▸ **Objective**
Only lines with the string "name" matter here; gather them from the material below.

▸ **Data shown**
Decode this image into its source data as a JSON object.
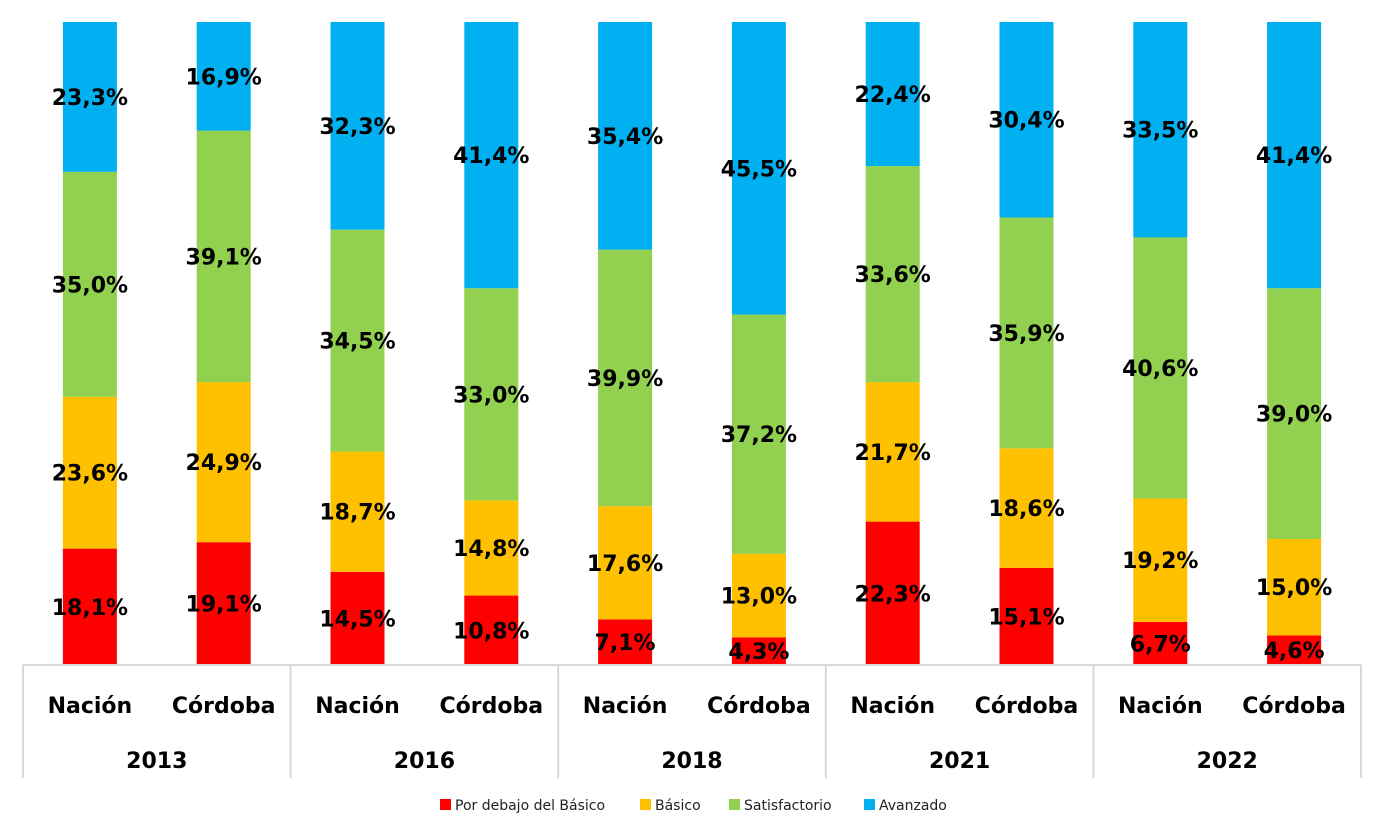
{
  "chart_data": {
    "type": "bar",
    "stacked": true,
    "title": "",
    "xlabel": "",
    "ylabel": "",
    "ylim": [
      0,
      100
    ],
    "grid": false,
    "legend_position": "bottom",
    "groups": [
      {
        "label": "2013",
        "categories": [
          "Nación",
          "Córdoba"
        ]
      },
      {
        "label": "2016",
        "categories": [
          "Nación",
          "Córdoba"
        ]
      },
      {
        "label": "2018",
        "categories": [
          "Nación",
          "Córdoba"
        ]
      },
      {
        "label": "2021",
        "categories": [
          "Nación",
          "Córdoba"
        ]
      },
      {
        "label": "2022",
        "categories": [
          "Nación",
          "Córdoba"
        ]
      }
    ],
    "series": [
      {
        "name": "Por debajo del Básico",
        "color": "#FF0000",
        "values": [
          18.1,
          19.1,
          14.5,
          10.8,
          7.1,
          4.3,
          22.3,
          15.1,
          6.7,
          4.6
        ],
        "labels": [
          "18,1%",
          "19,1%",
          "14,5%",
          "10,8%",
          "7,1%",
          "4,3%",
          "22,3%",
          "15,1%",
          "6,7%",
          "4,6%"
        ]
      },
      {
        "name": "Básico",
        "color": "#FFC000",
        "values": [
          23.6,
          24.9,
          18.7,
          14.8,
          17.6,
          13.0,
          21.7,
          18.6,
          19.2,
          15.0
        ],
        "labels": [
          "23,6%",
          "24,9%",
          "18,7%",
          "14,8%",
          "17,6%",
          "13,0%",
          "21,7%",
          "18,6%",
          "19,2%",
          "15,0%"
        ]
      },
      {
        "name": "Satisfactorio",
        "color": "#92D050",
        "values": [
          35.0,
          39.1,
          34.5,
          33.0,
          39.9,
          37.2,
          33.6,
          35.9,
          40.6,
          39.0
        ],
        "labels": [
          "35,0%",
          "39,1%",
          "34,5%",
          "33,0%",
          "39,9%",
          "37,2%",
          "33,6%",
          "35,9%",
          "40,6%",
          "39,0%"
        ]
      },
      {
        "name": "Avanzado",
        "color": "#00B0F0",
        "values": [
          23.3,
          16.9,
          32.3,
          41.4,
          35.4,
          45.5,
          22.4,
          30.4,
          33.5,
          41.4
        ],
        "labels": [
          "23,3%",
          "16,9%",
          "32,3%",
          "41,4%",
          "35,4%",
          "45,5%",
          "22,4%",
          "30,4%",
          "33,5%",
          "41,4%"
        ]
      }
    ]
  }
}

▸ **Exercise response**
        "name": "Por debajo del Básico",
        "name": "Básico",
        "name": "Satisfactorio",
        "name": "Avanzado",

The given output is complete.